'''

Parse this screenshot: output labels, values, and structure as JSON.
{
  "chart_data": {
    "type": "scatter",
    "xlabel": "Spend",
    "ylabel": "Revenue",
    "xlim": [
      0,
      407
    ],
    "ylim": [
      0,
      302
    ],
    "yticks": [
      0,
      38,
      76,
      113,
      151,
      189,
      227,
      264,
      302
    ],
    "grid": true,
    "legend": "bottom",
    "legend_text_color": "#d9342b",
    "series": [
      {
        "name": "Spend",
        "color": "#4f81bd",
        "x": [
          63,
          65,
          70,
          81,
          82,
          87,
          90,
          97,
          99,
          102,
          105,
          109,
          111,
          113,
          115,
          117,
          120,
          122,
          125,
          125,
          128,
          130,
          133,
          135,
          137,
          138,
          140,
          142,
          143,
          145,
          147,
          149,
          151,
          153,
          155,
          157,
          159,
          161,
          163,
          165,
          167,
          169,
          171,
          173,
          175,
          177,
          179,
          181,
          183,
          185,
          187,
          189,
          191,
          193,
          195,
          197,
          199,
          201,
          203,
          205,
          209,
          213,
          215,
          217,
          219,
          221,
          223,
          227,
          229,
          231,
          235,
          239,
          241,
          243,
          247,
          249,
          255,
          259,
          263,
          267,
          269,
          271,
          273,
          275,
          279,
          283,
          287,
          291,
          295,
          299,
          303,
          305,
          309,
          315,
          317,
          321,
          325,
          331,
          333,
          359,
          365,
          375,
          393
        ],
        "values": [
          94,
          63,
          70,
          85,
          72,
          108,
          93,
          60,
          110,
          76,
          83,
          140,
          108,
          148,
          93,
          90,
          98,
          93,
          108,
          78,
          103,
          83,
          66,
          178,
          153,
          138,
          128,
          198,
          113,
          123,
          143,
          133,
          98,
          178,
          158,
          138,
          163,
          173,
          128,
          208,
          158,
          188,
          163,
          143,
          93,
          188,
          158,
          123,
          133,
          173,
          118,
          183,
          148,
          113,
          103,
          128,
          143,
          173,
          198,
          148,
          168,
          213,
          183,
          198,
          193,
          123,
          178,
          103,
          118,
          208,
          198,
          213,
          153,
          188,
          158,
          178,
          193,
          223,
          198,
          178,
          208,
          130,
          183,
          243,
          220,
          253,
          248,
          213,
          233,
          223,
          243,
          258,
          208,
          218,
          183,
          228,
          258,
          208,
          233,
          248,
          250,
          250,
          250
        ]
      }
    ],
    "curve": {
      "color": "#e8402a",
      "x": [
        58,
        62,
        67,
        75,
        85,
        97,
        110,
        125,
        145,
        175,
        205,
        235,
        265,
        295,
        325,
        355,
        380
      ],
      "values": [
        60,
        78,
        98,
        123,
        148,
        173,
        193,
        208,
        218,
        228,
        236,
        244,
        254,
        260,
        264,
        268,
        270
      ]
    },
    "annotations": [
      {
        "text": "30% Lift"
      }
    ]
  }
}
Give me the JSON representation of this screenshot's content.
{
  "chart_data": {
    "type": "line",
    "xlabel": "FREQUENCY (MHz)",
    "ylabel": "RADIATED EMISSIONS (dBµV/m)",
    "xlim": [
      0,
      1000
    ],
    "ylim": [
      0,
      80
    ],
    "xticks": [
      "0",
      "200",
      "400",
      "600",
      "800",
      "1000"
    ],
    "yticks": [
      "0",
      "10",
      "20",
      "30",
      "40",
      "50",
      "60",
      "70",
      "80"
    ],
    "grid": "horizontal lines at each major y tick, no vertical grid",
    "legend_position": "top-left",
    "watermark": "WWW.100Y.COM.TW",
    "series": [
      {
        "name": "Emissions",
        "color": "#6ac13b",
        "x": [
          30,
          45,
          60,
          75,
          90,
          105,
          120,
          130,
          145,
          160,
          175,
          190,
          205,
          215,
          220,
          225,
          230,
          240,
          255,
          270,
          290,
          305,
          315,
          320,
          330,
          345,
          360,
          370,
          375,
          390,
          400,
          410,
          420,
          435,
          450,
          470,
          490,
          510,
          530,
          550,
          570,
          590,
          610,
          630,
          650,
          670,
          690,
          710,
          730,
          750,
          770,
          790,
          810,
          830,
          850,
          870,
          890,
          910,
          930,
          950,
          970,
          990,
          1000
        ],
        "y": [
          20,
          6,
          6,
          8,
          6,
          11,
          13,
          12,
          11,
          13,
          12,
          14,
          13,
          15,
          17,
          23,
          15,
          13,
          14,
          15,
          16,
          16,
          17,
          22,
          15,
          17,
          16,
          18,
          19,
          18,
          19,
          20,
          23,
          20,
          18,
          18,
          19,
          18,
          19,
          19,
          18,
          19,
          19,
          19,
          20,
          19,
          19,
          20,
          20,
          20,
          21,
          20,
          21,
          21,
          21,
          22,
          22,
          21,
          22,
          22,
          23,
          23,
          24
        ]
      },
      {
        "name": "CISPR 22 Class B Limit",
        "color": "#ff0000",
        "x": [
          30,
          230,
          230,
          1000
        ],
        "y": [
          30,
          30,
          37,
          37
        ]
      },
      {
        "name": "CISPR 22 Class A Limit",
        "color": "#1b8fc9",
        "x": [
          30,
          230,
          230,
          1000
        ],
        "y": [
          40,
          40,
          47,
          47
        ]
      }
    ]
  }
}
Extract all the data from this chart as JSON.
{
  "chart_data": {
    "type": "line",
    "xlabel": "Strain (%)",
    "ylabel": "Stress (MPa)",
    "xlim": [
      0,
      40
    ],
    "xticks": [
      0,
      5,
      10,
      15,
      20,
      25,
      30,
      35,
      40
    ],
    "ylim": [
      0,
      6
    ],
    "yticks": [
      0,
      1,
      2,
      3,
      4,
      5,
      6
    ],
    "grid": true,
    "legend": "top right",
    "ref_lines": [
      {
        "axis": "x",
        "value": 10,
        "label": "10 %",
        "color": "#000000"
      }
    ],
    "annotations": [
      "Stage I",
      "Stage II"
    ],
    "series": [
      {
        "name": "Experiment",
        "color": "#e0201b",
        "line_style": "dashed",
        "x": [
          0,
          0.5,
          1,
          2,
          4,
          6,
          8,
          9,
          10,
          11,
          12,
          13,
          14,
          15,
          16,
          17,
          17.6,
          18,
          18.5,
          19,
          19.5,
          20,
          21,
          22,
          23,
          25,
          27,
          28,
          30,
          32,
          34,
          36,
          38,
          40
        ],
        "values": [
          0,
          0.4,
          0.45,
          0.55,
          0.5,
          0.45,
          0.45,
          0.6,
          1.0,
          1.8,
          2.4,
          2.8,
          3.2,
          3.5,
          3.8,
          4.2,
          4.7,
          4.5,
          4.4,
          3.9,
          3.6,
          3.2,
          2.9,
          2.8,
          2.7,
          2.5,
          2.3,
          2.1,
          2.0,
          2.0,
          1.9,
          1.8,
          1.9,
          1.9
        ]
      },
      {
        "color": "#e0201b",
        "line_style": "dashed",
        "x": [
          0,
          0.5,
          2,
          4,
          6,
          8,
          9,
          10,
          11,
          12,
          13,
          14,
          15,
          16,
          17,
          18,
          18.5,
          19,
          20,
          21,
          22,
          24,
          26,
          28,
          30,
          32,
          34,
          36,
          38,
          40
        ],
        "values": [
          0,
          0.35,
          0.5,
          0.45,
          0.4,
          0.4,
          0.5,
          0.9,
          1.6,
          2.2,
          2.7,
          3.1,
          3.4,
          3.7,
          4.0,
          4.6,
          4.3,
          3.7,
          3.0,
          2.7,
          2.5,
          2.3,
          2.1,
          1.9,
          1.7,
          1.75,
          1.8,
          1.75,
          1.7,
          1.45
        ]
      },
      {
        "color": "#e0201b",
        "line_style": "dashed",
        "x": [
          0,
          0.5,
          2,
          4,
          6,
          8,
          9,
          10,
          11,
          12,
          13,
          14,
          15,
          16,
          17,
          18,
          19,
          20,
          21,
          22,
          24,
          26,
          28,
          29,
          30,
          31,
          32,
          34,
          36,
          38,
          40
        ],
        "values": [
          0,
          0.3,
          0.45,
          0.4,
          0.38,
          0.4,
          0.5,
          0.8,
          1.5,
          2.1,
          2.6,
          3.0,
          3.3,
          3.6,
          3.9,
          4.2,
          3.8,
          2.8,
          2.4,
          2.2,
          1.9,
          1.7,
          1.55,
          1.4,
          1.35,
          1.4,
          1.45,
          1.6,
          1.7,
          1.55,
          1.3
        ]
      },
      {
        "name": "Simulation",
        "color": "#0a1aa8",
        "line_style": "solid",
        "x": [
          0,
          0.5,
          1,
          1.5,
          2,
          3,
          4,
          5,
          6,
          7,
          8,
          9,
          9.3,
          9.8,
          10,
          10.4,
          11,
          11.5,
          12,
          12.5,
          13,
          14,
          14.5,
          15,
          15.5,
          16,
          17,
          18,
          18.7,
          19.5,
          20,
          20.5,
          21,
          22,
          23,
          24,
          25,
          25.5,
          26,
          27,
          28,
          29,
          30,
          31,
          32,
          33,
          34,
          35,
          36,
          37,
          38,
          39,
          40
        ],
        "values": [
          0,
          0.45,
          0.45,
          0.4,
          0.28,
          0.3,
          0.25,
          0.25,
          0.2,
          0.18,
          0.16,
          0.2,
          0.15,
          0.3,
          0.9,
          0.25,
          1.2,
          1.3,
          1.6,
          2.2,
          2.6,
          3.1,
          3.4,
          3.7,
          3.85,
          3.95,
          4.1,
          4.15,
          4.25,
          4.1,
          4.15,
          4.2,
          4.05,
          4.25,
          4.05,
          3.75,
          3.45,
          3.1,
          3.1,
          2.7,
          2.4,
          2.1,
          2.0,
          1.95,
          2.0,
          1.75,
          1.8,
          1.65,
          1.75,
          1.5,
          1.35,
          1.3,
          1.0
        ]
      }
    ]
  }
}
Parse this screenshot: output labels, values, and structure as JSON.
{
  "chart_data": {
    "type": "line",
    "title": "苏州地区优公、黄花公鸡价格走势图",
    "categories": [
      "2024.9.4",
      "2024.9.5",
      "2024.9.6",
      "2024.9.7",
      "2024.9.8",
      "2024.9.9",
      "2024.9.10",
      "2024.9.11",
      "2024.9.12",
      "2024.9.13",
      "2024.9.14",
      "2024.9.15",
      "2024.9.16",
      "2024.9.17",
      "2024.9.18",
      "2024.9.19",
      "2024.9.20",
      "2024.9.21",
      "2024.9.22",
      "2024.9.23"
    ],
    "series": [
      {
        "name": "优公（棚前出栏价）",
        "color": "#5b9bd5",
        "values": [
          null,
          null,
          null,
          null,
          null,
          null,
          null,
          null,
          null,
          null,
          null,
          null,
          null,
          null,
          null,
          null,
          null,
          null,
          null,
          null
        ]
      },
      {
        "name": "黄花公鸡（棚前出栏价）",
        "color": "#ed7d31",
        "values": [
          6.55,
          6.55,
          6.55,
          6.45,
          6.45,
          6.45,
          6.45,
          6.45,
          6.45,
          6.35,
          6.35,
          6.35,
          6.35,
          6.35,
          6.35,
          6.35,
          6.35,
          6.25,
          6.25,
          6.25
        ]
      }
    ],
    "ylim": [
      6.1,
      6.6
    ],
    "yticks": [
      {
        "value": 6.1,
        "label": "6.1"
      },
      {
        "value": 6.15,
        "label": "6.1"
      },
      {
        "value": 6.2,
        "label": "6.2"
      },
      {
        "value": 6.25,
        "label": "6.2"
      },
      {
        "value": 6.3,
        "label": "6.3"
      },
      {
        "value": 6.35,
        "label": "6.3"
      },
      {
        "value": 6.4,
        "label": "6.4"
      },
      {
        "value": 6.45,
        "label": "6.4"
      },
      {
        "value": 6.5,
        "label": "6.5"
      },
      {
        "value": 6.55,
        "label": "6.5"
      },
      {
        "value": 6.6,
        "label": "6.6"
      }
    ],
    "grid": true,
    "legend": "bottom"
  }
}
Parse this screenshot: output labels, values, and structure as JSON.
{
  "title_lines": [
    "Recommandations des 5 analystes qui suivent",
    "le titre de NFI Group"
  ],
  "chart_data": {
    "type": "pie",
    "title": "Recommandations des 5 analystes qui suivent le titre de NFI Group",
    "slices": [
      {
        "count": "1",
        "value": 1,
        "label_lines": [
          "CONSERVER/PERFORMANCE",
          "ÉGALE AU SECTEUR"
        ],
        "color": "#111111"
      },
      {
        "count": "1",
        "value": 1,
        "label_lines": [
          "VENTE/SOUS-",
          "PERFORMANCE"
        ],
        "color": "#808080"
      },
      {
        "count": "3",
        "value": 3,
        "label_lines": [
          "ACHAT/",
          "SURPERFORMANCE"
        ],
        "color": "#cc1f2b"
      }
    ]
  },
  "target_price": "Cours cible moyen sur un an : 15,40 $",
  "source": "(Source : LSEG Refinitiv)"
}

'''

Written task: Copy every line of the listing where the word "Group" appears.

Task response:
    "le titre de NFI Group"
    "title": "Recommandations des 5 analystes qui suivent le titre de NFI Group",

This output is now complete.